YOUR INSTRUCTIONS:
Your task is to output the listing word for word, with pictures excluded.

STORED DATA:
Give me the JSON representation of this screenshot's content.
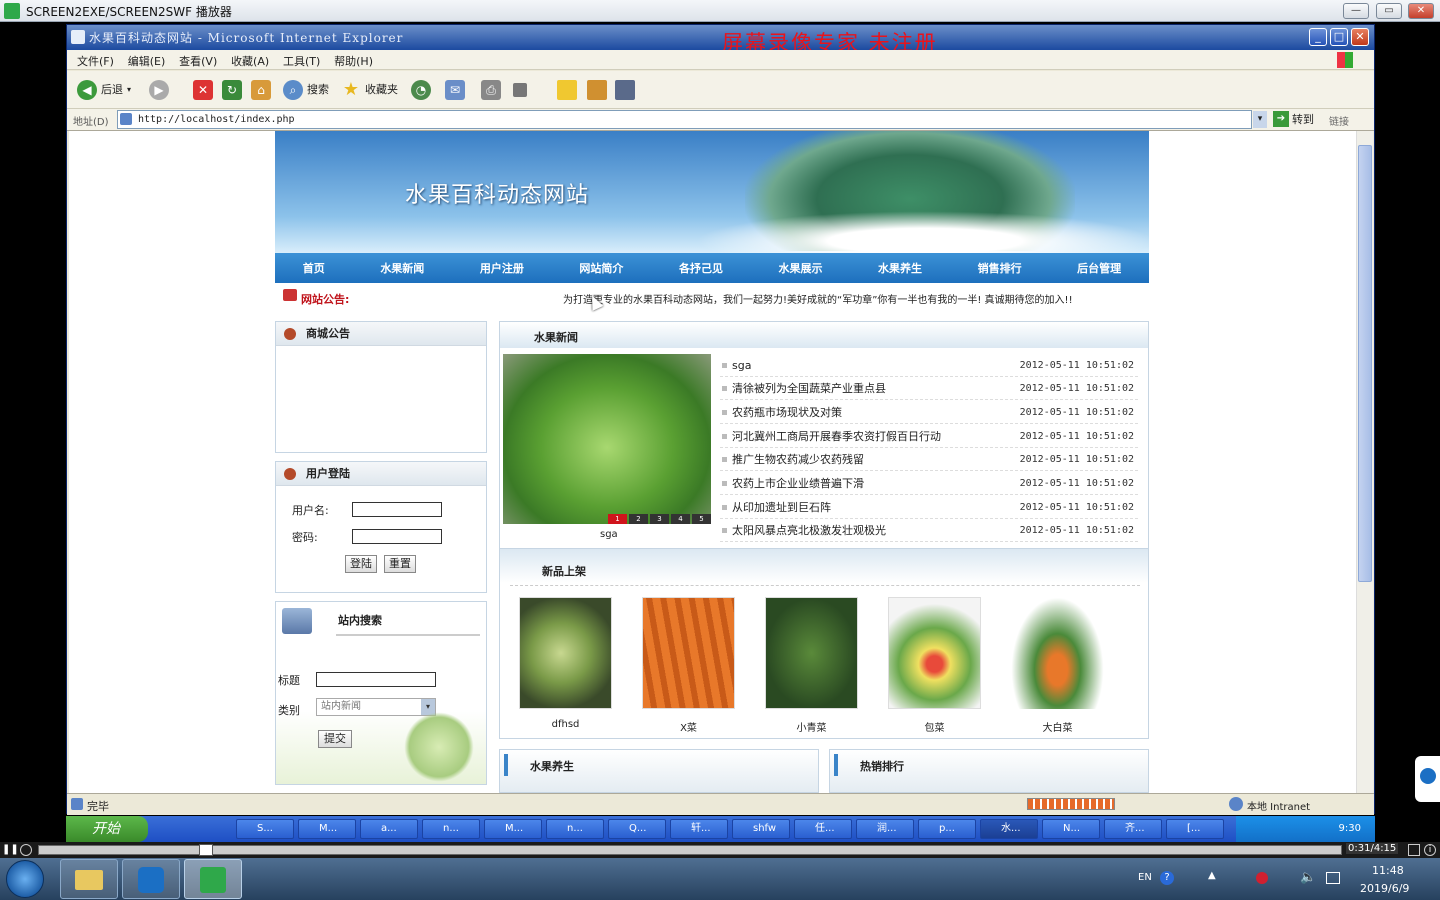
{
  "player": {
    "title": "SCREEN2EXE/SCREEN2SWF 播放器",
    "time": "0:31/4:15"
  },
  "ie": {
    "title": "水果百科动态网站 - Microsoft Internet Explorer",
    "watermark": "屏幕录像专家  未注册",
    "menu": [
      "文件(F)",
      "编辑(E)",
      "查看(V)",
      "收藏(A)",
      "工具(T)",
      "帮助(H)"
    ],
    "toolbar": {
      "back": "后退",
      "search": "搜索",
      "favorites": "收藏夹"
    },
    "address_label": "地址(D)",
    "address": "http://localhost/index.php",
    "go": "转到",
    "links": "链接",
    "status": "完毕",
    "zone": "本地 Intranet"
  },
  "site": {
    "title": "水果百科动态网站",
    "nav": [
      "首页",
      "水果新闻",
      "用户注册",
      "网站简介",
      "各抒己见",
      "水果展示",
      "水果养生",
      "销售排行",
      "后台管理"
    ],
    "notice_label": "网站公告:",
    "notice_text": "为打造更专业的水果百科动态网站，我们一起努力!美好成就的“军功章”你有一半也有我的一半! 真诚期待您的加入!!",
    "mall_notice": "商城公告",
    "login": {
      "title": "用户登陆",
      "username": "用户名:",
      "password": "密码:",
      "login_btn": "登陆",
      "reset_btn": "重置"
    },
    "search": {
      "title": "站内搜索",
      "title_label": "标题",
      "category_label": "类别",
      "category_value": "站内新闻",
      "submit": "提交"
    },
    "news": {
      "title": "水果新闻",
      "caption": "sga",
      "pages": [
        "1",
        "2",
        "3",
        "4",
        "5"
      ],
      "items": [
        {
          "title": "sga",
          "date": "2012-05-11 10:51:02"
        },
        {
          "title": "清徐被列为全国蔬菜产业重点县",
          "date": "2012-05-11 10:51:02"
        },
        {
          "title": "农药瓶市场现状及对策",
          "date": "2012-05-11 10:51:02"
        },
        {
          "title": "河北冀州工商局开展春季农资打假百日行动",
          "date": "2012-05-11 10:51:02"
        },
        {
          "title": "推广生物农药减少农药残留",
          "date": "2012-05-11 10:51:02"
        },
        {
          "title": "农药上市企业业绩普遍下滑",
          "date": "2012-05-11 10:51:02"
        },
        {
          "title": "从印加遗址到巨石阵",
          "date": "2012-05-11 10:51:02"
        },
        {
          "title": "太阳风暴点亮北极激发壮观极光",
          "date": "2012-05-11 10:51:02"
        }
      ]
    },
    "new_products": {
      "title": "新品上架",
      "items": [
        "dfhsd",
        "X菜",
        "小青菜",
        "包菜",
        "大白菜"
      ]
    },
    "health": "水果养生",
    "hot": "热销排行"
  },
  "xp_taskbar": {
    "start": "开始",
    "tasks": [
      "S...",
      "M...",
      "a...",
      "n...",
      "M...",
      "n...",
      "Q...",
      "轩...",
      "shfw",
      "任...",
      "润...",
      "p...",
      "水...",
      "N...",
      "齐...",
      "[..."
    ],
    "clock": "9:30"
  },
  "win7": {
    "lang": "EN",
    "time": "11:48",
    "date": "2019/6/9"
  }
}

SOLUTION TO THIS EXERCISE:
Give me the JSON representation of this screenshot's content.
{
  "player": {
    "title": "SCREEN2EXE/SCREEN2SWF 播放器",
    "time": "0:31/4:15"
  },
  "ie": {
    "title": "水果百科动态网站 - Microsoft Internet Explorer",
    "watermark": "屏幕录像专家  未注册",
    "menu": [
      "文件(F)",
      "编辑(E)",
      "查看(V)",
      "收藏(A)",
      "工具(T)",
      "帮助(H)"
    ],
    "toolbar": {
      "back": "后退",
      "search": "搜索",
      "favorites": "收藏夹"
    },
    "address_label": "地址(D)",
    "address": "http://localhost/index.php",
    "go": "转到",
    "links": "链接",
    "status": "完毕",
    "zone": "本地 Intranet"
  },
  "site": {
    "title": "水果百科动态网站",
    "nav": [
      "首页",
      "水果新闻",
      "用户注册",
      "网站简介",
      "各抒己见",
      "水果展示",
      "水果养生",
      "销售排行",
      "后台管理"
    ],
    "notice_label": "网站公告:",
    "notice_text": "为打造更专业的水果百科动态网站，我们一起努力!美好成就的“军功章”你有一半也有我的一半! 真诚期待您的加入!!",
    "mall_notice": "商城公告",
    "login": {
      "title": "用户登陆",
      "username": "用户名:",
      "password": "密码:",
      "login_btn": "登陆",
      "reset_btn": "重置"
    },
    "search": {
      "title": "站内搜索",
      "title_label": "标题",
      "category_label": "类别",
      "category_value": "站内新闻",
      "submit": "提交"
    },
    "news": {
      "title": "水果新闻",
      "caption": "sga",
      "pages": [
        "1",
        "2",
        "3",
        "4",
        "5"
      ],
      "items": [
        {
          "title": "sga",
          "date": "2012-05-11 10:51:02"
        },
        {
          "title": "清徐被列为全国蔬菜产业重点县",
          "date": "2012-05-11 10:51:02"
        },
        {
          "title": "农药瓶市场现状及对策",
          "date": "2012-05-11 10:51:02"
        },
        {
          "title": "河北冀州工商局开展春季农资打假百日行动",
          "date": "2012-05-11 10:51:02"
        },
        {
          "title": "推广生物农药减少农药残留",
          "date": "2012-05-11 10:51:02"
        },
        {
          "title": "农药上市企业业绩普遍下滑",
          "date": "2012-05-11 10:51:02"
        },
        {
          "title": "从印加遗址到巨石阵",
          "date": "2012-05-11 10:51:02"
        },
        {
          "title": "太阳风暴点亮北极激发壮观极光",
          "date": "2012-05-11 10:51:02"
        }
      ]
    },
    "new_products": {
      "title": "新品上架",
      "items": [
        "dfhsd",
        "X菜",
        "小青菜",
        "包菜",
        "大白菜"
      ]
    },
    "health": "水果养生",
    "hot": "热销排行"
  },
  "xp_taskbar": {
    "start": "开始",
    "tasks": [
      "S...",
      "M...",
      "a...",
      "n...",
      "M...",
      "n...",
      "Q...",
      "轩...",
      "shfw",
      "任...",
      "润...",
      "p...",
      "水...",
      "N...",
      "齐...",
      "[..."
    ],
    "clock": "9:30"
  },
  "win7": {
    "lang": "EN",
    "time": "11:48",
    "date": "2019/6/9"
  }
}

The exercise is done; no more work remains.